_Data items_

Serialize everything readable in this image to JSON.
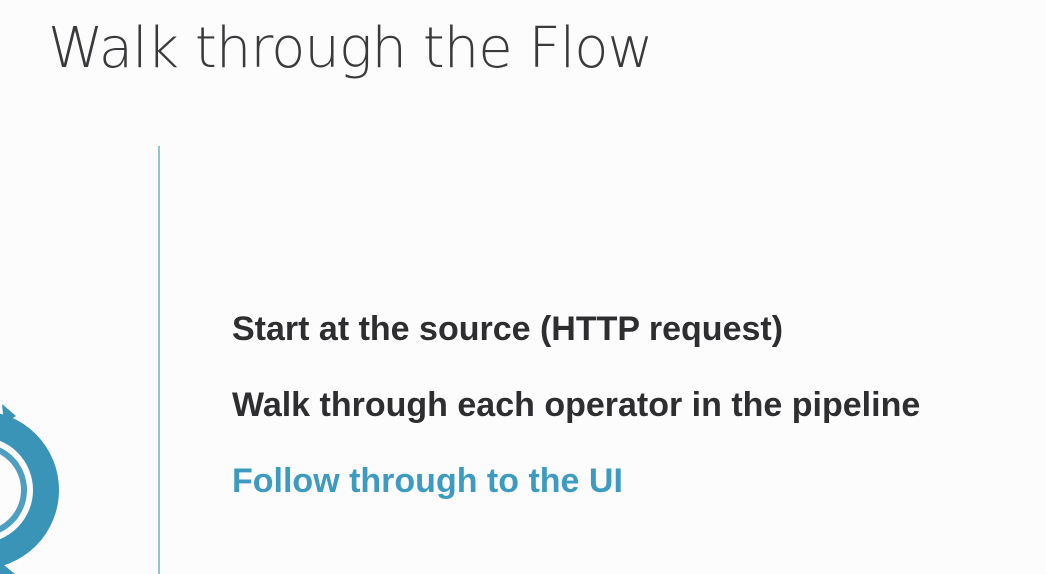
{
  "slide": {
    "title": "Walk through the Flow",
    "bullets": [
      {
        "text": "Start at the source (HTTP request)",
        "highlighted": false
      },
      {
        "text": "Walk through each operator in the pipeline",
        "highlighted": false
      },
      {
        "text": "Follow through to the UI",
        "highlighted": true
      }
    ]
  },
  "colors": {
    "background": "#fdfcfd",
    "title": "#3a3a3d",
    "bullet_text": "#2e2e31",
    "highlight": "#3c9bbf",
    "divider": "#8ec6d8",
    "logo": "#3a94b8"
  },
  "icons": {
    "logo": "partial-circular-logo-icon"
  }
}
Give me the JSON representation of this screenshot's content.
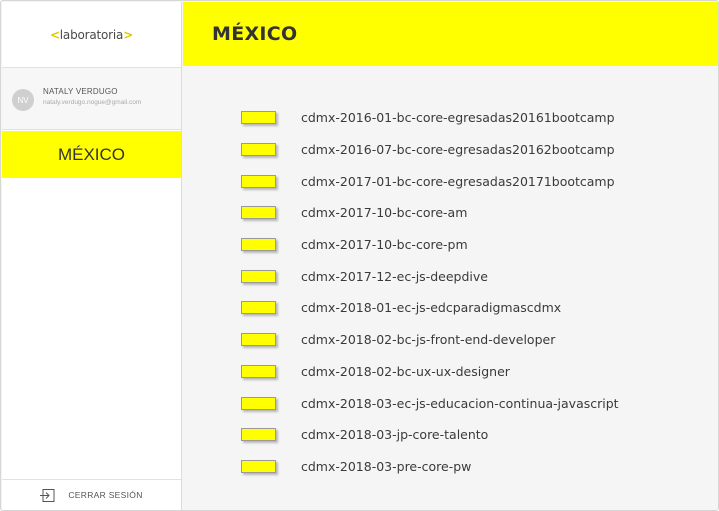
{
  "sidebar": {
    "logo": {
      "bracket_left": "<",
      "text": "laboratoria",
      "bracket_right": ">"
    },
    "user": {
      "initials": "NV",
      "name": "NATALY VERDUGO",
      "email": "nataly.verdugo.nogue@gmail.com"
    },
    "nav_item": "MÉXICO",
    "logout_icon": "logout-icon",
    "logout_label": "CERRAR SESIÓN"
  },
  "header": {
    "title": "MÉXICO"
  },
  "colors": {
    "accent": "#ffff00",
    "background": "#f5f5f5"
  },
  "cohorts": [
    "cdmx-2016-01-bc-core-egresadas20161bootcamp",
    "cdmx-2016-07-bc-core-egresadas20162bootcamp",
    "cdmx-2017-01-bc-core-egresadas20171bootcamp",
    "cdmx-2017-10-bc-core-am",
    "cdmx-2017-10-bc-core-pm",
    "cdmx-2017-12-ec-js-deepdive",
    "cdmx-2018-01-ec-js-edcparadigmascdmx",
    "cdmx-2018-02-bc-js-front-end-developer",
    "cdmx-2018-02-bc-ux-ux-designer",
    "cdmx-2018-03-ec-js-educacion-continua-javascript",
    "cdmx-2018-03-jp-core-talento",
    "cdmx-2018-03-pre-core-pw"
  ]
}
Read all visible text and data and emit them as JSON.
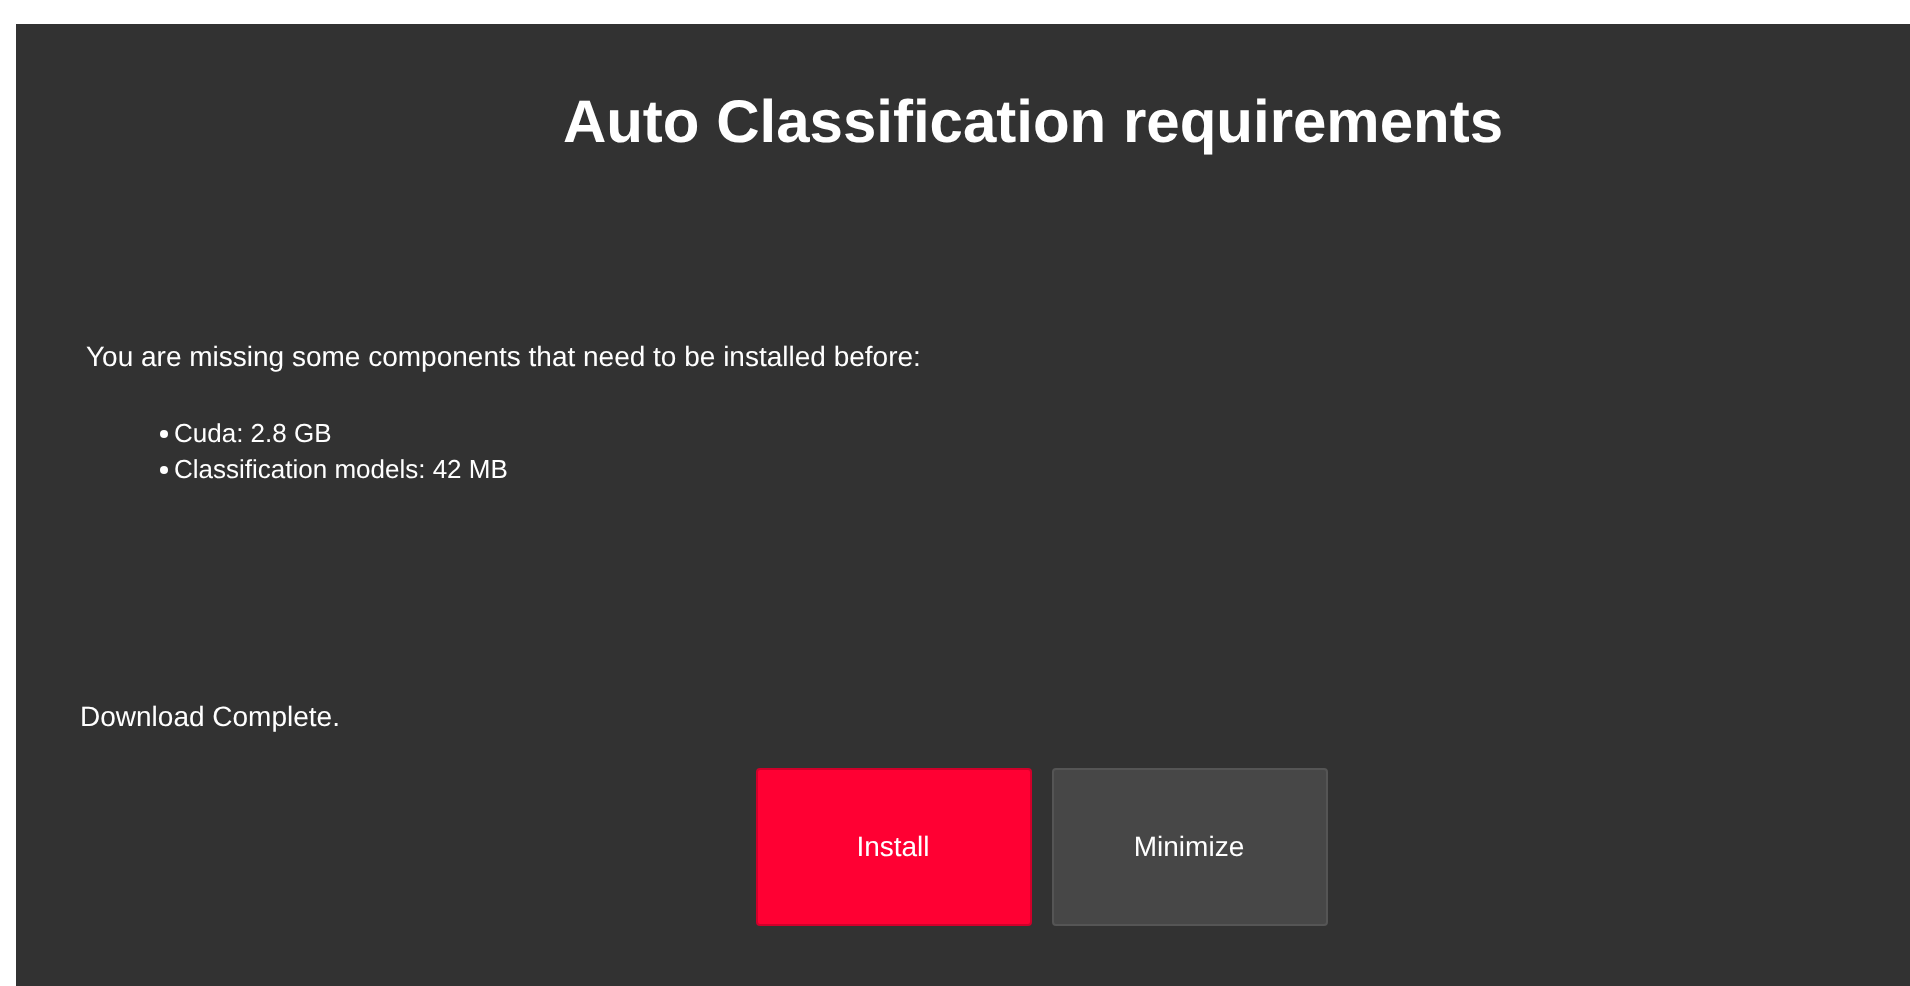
{
  "dialog": {
    "title": "Auto Classification requirements",
    "message": "You are missing some components that need to be installed before:",
    "requirements": [
      {
        "text": "Cuda: 2.8 GB"
      },
      {
        "text": "Classification models: 42 MB"
      }
    ],
    "status": "Download Complete.",
    "buttons": [
      {
        "label": "Install",
        "kind": "primary"
      },
      {
        "label": "Minimize",
        "kind": "secondary"
      }
    ]
  }
}
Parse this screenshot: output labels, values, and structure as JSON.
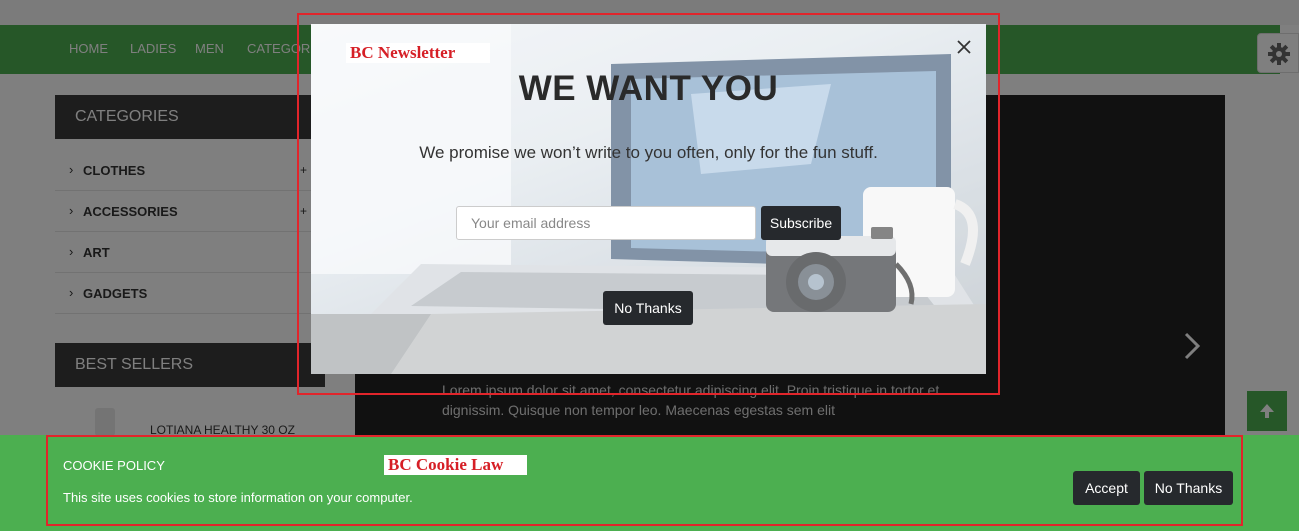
{
  "nav": {
    "items": [
      {
        "label": "HOME"
      },
      {
        "label": "LADIES"
      },
      {
        "label": "MEN"
      },
      {
        "label": "CATEGORIES"
      }
    ]
  },
  "sidebar": {
    "categories_title": "CATEGORIES",
    "categories": [
      {
        "label": "CLOTHES"
      },
      {
        "label": "ACCESSORIES"
      },
      {
        "label": "ART"
      },
      {
        "label": "GADGETS"
      }
    ],
    "best_sellers_title": "BEST SELLERS",
    "best_sellers": [
      {
        "name": "LOTIANA HEALTHY 30 OZ"
      }
    ]
  },
  "slider": {
    "text": "Lorem ipsum dolor sit amet, consectetur adipiscing elit. Proin tristique in tortor et dignissim. Quisque non tempor leo. Maecenas egestas sem elit"
  },
  "newsletter_popup": {
    "callout": "BC Newsletter",
    "title": "WE WANT YOU",
    "subtitle": "We promise we won’t write to you often, only for the fun stuff.",
    "email_placeholder": "Your email address",
    "subscribe_label": "Subscribe",
    "no_thanks_label": "No Thanks"
  },
  "cookie_bar": {
    "callout": "BC Cookie Law",
    "title": "COOKIE POLICY",
    "text": "This site uses cookies to store information on your computer.",
    "accept_label": "Accept",
    "no_thanks_label": "No Thanks"
  },
  "colors": {
    "brand_green": "#4caf50",
    "dark_button": "#26292d",
    "callout_red": "#e1252b"
  }
}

_Requirement_
Every line of the data should be copied as it stands, without the images.

_Exercise answer_
Serialize everything readable in this image to JSON.
{
  "slide": {
    "title": "Walk through the Flow",
    "bullets": [
      {
        "text": "Start at the source (HTTP request)",
        "highlighted": false
      },
      {
        "text": "Walk through each operator in the pipeline",
        "highlighted": false
      },
      {
        "text": "Follow through to the UI",
        "highlighted": true
      }
    ]
  },
  "colors": {
    "background": "#fdfcfd",
    "title": "#3a3a3d",
    "bullet_text": "#2e2e31",
    "highlight": "#3c9bbf",
    "divider": "#8ec6d8",
    "logo": "#3a94b8"
  },
  "icons": {
    "logo": "partial-circular-logo-icon"
  }
}
Give me the JSON representation of this screenshot's content.
{
  "sidebar": {
    "logo": {
      "bracket_left": "<",
      "text": "laboratoria",
      "bracket_right": ">"
    },
    "user": {
      "initials": "NV",
      "name": "NATALY VERDUGO",
      "email": "nataly.verdugo.nogue@gmail.com"
    },
    "nav_item": "MÉXICO",
    "logout_icon": "logout-icon",
    "logout_label": "CERRAR SESIÓN"
  },
  "header": {
    "title": "MÉXICO"
  },
  "colors": {
    "accent": "#ffff00",
    "background": "#f5f5f5"
  },
  "cohorts": [
    "cdmx-2016-01-bc-core-egresadas20161bootcamp",
    "cdmx-2016-07-bc-core-egresadas20162bootcamp",
    "cdmx-2017-01-bc-core-egresadas20171bootcamp",
    "cdmx-2017-10-bc-core-am",
    "cdmx-2017-10-bc-core-pm",
    "cdmx-2017-12-ec-js-deepdive",
    "cdmx-2018-01-ec-js-edcparadigmascdmx",
    "cdmx-2018-02-bc-js-front-end-developer",
    "cdmx-2018-02-bc-ux-ux-designer",
    "cdmx-2018-03-ec-js-educacion-continua-javascript",
    "cdmx-2018-03-jp-core-talento",
    "cdmx-2018-03-pre-core-pw"
  ]
}
Read all visible text and data and emit them as JSON.
{
  "dialog": {
    "title": "Auto Classification requirements",
    "message": "You are missing some components that need to be installed before:",
    "requirements": [
      {
        "text": "Cuda: 2.8 GB"
      },
      {
        "text": "Classification models: 42 MB"
      }
    ],
    "status": "Download Complete.",
    "buttons": [
      {
        "label": "Install",
        "kind": "primary"
      },
      {
        "label": "Minimize",
        "kind": "secondary"
      }
    ]
  }
}
Parse this screenshot: output labels, values, and structure as JSON.
{
  "nav": {
    "items": [
      {
        "label": "HOME"
      },
      {
        "label": "LADIES"
      },
      {
        "label": "MEN"
      },
      {
        "label": "CATEGORIES"
      }
    ]
  },
  "sidebar": {
    "categories_title": "CATEGORIES",
    "categories": [
      {
        "label": "CLOTHES"
      },
      {
        "label": "ACCESSORIES"
      },
      {
        "label": "ART"
      },
      {
        "label": "GADGETS"
      }
    ],
    "best_sellers_title": "BEST SELLERS",
    "best_sellers": [
      {
        "name": "LOTIANA HEALTHY 30 OZ"
      }
    ]
  },
  "slider": {
    "text": "Lorem ipsum dolor sit amet, consectetur adipiscing elit. Proin tristique in tortor et dignissim. Quisque non tempor leo. Maecenas egestas sem elit"
  },
  "newsletter_popup": {
    "callout": "BC Newsletter",
    "title": "WE WANT YOU",
    "subtitle": "We promise we won’t write to you often, only for the fun stuff.",
    "email_placeholder": "Your email address",
    "subscribe_label": "Subscribe",
    "no_thanks_label": "No Thanks"
  },
  "cookie_bar": {
    "callout": "BC Cookie Law",
    "title": "COOKIE POLICY",
    "text": "This site uses cookies to store information on your computer.",
    "accept_label": "Accept",
    "no_thanks_label": "No Thanks"
  },
  "colors": {
    "brand_green": "#4caf50",
    "dark_button": "#26292d",
    "callout_red": "#e1252b"
  }
}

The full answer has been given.